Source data
****
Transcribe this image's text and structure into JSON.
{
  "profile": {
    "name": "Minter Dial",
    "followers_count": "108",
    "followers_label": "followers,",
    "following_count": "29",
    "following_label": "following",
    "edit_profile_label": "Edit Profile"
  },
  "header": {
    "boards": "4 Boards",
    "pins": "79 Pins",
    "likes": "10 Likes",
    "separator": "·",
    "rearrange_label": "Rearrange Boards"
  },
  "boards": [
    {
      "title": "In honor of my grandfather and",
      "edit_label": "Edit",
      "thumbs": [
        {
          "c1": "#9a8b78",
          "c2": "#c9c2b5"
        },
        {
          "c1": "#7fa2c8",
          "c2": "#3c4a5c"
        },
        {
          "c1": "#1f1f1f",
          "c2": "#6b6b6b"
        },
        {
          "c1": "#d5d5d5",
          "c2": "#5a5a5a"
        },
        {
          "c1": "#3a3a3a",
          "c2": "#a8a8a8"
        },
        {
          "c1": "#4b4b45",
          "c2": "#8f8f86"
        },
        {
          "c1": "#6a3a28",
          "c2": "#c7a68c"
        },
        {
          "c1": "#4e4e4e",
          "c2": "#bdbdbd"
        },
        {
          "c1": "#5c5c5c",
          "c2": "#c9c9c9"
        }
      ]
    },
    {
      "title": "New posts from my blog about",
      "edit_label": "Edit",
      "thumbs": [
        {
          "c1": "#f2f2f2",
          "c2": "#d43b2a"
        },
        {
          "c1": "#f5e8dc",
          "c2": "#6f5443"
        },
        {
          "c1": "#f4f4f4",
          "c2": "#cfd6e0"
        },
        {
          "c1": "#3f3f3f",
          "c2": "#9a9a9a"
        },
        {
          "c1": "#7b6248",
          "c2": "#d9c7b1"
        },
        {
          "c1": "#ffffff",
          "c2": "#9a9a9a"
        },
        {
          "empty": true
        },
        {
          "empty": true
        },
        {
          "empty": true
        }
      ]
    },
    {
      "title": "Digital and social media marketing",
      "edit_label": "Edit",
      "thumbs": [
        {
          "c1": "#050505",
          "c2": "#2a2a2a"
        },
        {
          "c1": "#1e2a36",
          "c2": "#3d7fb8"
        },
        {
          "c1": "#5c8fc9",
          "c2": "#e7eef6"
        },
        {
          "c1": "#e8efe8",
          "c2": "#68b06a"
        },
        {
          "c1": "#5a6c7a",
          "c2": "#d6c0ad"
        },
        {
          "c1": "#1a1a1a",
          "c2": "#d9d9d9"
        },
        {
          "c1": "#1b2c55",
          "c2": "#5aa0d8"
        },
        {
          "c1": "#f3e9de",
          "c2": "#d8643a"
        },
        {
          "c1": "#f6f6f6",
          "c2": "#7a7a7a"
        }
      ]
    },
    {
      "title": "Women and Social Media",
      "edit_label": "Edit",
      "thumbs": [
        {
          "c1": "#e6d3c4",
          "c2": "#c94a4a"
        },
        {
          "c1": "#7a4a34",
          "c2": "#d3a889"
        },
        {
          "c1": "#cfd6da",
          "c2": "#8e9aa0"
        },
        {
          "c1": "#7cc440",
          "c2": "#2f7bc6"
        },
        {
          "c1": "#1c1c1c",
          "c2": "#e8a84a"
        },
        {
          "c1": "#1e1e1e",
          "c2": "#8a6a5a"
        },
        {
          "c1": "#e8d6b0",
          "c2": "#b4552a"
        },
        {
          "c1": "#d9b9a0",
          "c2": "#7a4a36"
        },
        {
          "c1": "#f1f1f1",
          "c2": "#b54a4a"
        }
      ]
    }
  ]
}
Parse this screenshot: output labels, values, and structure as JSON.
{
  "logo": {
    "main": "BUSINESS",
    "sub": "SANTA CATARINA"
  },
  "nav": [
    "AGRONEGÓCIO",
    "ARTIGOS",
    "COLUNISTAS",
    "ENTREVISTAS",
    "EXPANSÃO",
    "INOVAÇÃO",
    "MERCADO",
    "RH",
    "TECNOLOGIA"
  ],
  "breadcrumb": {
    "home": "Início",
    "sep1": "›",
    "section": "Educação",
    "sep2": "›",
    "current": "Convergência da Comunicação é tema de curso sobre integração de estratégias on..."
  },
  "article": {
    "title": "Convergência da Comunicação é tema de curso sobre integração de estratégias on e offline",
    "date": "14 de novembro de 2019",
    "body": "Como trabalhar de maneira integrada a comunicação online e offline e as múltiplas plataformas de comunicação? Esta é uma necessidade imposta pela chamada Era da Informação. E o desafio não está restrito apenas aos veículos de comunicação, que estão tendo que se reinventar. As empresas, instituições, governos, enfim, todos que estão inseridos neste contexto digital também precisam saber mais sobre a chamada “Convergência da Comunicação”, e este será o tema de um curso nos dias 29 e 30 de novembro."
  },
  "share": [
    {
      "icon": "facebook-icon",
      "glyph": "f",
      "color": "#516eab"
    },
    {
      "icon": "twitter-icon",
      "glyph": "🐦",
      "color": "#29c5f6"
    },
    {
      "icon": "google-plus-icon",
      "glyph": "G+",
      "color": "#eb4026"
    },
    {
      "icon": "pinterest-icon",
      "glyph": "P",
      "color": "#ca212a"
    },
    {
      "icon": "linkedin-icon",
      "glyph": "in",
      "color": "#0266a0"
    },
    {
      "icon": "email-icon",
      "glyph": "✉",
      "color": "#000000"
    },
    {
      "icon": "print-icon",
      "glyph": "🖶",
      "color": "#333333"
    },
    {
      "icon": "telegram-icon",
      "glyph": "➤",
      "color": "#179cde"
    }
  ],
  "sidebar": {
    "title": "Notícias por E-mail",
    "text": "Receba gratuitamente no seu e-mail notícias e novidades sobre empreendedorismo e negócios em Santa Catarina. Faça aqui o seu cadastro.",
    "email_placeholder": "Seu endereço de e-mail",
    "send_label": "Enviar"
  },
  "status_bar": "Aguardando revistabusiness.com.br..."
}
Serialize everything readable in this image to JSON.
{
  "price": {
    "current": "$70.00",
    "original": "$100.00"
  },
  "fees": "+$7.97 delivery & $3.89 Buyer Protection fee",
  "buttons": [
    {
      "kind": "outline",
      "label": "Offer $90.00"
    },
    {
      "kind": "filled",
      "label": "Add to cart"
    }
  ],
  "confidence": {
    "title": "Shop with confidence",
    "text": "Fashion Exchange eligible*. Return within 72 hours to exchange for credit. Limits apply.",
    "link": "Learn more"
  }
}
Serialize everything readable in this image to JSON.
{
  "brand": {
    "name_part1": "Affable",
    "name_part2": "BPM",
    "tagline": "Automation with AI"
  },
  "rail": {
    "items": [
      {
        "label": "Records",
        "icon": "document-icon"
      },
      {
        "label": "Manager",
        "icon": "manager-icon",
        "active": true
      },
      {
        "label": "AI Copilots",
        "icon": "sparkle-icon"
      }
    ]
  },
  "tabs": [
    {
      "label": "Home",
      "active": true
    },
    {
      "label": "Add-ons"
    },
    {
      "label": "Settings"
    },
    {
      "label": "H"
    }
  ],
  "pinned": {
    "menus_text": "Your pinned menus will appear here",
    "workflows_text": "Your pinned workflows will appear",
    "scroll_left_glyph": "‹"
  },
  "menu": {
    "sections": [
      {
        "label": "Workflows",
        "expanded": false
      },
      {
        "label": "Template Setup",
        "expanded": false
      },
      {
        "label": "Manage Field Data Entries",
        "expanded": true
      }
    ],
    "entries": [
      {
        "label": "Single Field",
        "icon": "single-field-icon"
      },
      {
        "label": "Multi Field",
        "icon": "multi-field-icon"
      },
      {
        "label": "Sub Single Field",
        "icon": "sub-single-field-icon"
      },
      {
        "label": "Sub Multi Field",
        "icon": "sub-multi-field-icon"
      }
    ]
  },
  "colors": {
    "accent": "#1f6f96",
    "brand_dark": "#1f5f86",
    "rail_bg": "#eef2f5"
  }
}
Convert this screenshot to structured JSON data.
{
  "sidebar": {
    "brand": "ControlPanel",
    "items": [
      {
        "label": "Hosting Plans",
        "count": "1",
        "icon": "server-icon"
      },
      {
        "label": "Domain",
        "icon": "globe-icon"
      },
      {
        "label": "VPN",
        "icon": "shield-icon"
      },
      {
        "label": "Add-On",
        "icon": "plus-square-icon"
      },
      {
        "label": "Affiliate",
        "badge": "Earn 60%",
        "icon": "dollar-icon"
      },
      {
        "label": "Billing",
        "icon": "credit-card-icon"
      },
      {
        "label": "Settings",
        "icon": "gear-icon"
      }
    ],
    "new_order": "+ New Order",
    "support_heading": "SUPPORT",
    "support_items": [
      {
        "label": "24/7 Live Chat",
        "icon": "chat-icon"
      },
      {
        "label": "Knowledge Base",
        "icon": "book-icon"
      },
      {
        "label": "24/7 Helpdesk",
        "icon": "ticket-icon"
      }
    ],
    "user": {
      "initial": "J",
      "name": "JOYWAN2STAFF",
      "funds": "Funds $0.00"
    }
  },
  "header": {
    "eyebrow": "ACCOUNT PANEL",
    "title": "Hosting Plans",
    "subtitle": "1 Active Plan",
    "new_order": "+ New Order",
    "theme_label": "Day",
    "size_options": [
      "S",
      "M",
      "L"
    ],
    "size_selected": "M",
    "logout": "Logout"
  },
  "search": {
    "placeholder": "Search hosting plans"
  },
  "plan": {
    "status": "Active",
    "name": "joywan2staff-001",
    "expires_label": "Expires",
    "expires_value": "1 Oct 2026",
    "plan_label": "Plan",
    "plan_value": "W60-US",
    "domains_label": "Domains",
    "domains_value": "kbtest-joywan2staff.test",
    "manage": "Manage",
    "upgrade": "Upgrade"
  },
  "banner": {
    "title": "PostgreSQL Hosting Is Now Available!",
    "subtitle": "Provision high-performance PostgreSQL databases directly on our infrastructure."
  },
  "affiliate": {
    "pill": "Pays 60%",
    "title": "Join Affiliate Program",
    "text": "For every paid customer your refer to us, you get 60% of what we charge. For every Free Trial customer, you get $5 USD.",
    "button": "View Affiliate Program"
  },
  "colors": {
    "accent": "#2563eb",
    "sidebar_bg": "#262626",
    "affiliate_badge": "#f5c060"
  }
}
****
**WRITTEN EXERCISE**
Reproduce each line of the entries in which the word "plus" is found.

**OUTPUT BELOW**
      "icon": "google-plus-icon",
        "icon": "plus-square-icon"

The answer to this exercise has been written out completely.